:: PROVIDED DATA

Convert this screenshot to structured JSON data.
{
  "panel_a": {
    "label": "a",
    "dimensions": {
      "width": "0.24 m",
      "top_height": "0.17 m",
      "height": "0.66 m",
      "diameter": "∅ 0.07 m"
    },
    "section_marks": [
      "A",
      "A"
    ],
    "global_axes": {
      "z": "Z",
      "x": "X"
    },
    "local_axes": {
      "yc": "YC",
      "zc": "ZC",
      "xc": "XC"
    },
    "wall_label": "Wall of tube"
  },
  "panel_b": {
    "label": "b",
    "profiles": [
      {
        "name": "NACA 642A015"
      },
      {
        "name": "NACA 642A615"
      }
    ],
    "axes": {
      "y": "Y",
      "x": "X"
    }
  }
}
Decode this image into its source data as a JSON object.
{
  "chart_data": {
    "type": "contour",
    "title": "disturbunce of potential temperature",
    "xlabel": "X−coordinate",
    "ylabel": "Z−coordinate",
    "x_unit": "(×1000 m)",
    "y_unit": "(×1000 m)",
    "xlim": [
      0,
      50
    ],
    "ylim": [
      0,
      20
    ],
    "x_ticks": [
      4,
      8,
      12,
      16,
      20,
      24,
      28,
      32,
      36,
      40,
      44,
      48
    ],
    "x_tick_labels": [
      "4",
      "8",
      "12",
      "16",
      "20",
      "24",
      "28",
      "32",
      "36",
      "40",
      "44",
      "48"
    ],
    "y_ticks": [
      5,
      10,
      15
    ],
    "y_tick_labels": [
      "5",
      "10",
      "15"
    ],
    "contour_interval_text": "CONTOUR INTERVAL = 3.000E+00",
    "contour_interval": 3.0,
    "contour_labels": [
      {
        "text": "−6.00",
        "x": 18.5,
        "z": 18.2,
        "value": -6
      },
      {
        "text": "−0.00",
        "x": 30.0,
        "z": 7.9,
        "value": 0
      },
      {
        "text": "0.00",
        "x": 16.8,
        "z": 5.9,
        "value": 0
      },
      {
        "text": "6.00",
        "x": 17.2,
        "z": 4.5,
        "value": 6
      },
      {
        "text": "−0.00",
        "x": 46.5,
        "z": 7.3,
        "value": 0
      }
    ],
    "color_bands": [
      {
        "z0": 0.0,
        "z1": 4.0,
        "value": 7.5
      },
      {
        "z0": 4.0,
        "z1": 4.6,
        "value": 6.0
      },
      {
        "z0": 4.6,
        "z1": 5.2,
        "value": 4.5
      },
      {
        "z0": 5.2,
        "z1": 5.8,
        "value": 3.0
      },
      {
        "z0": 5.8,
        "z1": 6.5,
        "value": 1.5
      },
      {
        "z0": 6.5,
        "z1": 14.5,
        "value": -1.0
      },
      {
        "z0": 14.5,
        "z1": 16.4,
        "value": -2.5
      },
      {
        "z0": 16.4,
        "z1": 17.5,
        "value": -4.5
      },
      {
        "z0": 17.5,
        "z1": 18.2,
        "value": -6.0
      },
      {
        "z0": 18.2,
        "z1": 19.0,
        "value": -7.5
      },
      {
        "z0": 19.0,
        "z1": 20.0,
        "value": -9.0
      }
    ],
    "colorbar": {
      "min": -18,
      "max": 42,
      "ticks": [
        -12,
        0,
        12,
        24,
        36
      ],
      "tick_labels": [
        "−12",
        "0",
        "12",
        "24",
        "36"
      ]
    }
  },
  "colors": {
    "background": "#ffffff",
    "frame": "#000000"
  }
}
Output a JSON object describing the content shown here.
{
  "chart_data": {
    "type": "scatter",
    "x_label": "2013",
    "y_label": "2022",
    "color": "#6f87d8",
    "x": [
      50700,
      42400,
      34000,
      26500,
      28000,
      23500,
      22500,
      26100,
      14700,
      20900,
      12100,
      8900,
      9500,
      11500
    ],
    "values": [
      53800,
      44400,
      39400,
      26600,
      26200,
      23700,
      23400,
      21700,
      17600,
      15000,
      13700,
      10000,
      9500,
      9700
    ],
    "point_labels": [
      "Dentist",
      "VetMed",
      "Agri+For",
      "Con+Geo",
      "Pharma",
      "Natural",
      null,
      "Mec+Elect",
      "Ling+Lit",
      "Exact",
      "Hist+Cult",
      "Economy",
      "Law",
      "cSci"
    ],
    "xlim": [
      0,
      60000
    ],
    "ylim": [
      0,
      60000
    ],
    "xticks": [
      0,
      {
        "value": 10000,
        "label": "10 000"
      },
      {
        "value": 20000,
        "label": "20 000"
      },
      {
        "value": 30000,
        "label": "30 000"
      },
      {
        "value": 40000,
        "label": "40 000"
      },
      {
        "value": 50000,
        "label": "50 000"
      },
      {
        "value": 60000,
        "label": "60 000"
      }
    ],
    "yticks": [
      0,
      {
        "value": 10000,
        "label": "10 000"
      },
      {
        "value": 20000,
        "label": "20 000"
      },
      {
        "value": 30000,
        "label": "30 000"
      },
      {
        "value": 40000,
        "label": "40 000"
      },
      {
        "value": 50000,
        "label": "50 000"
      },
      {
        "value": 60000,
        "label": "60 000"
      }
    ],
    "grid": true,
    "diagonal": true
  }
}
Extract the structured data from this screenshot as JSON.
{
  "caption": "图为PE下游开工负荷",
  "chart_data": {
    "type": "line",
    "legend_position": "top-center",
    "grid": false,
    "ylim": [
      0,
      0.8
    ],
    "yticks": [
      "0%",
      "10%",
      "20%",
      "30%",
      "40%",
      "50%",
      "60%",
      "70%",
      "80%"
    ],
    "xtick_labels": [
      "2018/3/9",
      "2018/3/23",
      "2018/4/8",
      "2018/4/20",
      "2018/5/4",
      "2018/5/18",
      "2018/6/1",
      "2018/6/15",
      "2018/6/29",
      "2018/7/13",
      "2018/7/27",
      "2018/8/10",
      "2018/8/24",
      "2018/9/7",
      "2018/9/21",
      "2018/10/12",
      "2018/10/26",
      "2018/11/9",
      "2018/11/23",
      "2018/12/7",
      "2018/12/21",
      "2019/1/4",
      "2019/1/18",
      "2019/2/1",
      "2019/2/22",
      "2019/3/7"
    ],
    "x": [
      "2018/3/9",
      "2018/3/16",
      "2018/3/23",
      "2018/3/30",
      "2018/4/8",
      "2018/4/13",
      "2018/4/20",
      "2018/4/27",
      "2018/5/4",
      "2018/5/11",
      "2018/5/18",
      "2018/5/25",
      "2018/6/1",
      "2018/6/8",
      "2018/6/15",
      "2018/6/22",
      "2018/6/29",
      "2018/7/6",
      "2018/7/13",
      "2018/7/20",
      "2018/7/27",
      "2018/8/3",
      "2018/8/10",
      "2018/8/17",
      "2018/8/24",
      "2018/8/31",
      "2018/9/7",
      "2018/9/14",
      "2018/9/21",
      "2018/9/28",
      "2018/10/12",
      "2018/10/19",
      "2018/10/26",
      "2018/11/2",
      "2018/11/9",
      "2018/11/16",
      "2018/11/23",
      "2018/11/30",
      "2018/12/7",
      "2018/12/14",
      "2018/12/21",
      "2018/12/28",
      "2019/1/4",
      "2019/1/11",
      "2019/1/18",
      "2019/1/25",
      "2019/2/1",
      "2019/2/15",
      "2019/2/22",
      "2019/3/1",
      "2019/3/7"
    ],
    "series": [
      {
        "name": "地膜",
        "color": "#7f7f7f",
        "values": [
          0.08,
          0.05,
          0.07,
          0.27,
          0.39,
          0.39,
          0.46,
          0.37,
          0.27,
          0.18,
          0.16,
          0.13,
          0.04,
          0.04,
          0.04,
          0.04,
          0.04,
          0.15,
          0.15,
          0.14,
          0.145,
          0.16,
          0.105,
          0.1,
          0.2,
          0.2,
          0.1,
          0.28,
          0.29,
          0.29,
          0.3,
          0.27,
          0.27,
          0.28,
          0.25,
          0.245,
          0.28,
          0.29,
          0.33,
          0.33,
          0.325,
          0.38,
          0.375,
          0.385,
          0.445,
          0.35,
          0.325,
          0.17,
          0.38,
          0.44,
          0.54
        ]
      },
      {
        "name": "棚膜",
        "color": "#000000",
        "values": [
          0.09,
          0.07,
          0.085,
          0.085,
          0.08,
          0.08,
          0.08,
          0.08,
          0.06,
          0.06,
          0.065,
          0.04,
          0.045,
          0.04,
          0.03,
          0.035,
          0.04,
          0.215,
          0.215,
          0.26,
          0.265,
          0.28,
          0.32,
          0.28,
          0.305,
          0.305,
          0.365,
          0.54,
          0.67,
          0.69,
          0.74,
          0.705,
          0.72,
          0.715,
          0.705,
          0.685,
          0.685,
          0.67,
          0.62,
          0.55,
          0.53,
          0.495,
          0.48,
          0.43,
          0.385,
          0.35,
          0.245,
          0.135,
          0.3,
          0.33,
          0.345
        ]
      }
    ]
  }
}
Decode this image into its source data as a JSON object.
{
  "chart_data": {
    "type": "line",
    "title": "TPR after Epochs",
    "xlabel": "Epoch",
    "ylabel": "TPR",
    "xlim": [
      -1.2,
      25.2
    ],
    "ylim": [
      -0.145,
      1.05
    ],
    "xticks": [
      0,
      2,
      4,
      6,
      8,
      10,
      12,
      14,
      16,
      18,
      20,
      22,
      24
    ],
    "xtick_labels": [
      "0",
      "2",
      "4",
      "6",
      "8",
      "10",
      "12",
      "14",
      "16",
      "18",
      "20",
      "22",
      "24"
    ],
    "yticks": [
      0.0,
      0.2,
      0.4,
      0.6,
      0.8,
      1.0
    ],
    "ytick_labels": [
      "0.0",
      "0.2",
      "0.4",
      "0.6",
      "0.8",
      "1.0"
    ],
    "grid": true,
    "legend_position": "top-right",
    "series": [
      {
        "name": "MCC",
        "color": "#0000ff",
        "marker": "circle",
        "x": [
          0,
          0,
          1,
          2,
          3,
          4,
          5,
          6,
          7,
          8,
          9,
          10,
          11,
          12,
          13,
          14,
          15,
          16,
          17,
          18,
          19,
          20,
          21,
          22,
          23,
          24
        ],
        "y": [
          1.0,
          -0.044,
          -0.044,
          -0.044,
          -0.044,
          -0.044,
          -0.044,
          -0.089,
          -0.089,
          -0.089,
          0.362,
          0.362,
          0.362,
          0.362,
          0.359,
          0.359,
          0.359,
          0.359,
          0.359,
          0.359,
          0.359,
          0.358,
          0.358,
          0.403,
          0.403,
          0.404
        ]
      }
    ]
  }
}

::::

WHAT YOU ARE ASKED TO DO:
Pick out every line above that holds the word "NACA" and copy it.

RESULT:
        "name": "NACA 642A015"
        "name": "NACA 642A615"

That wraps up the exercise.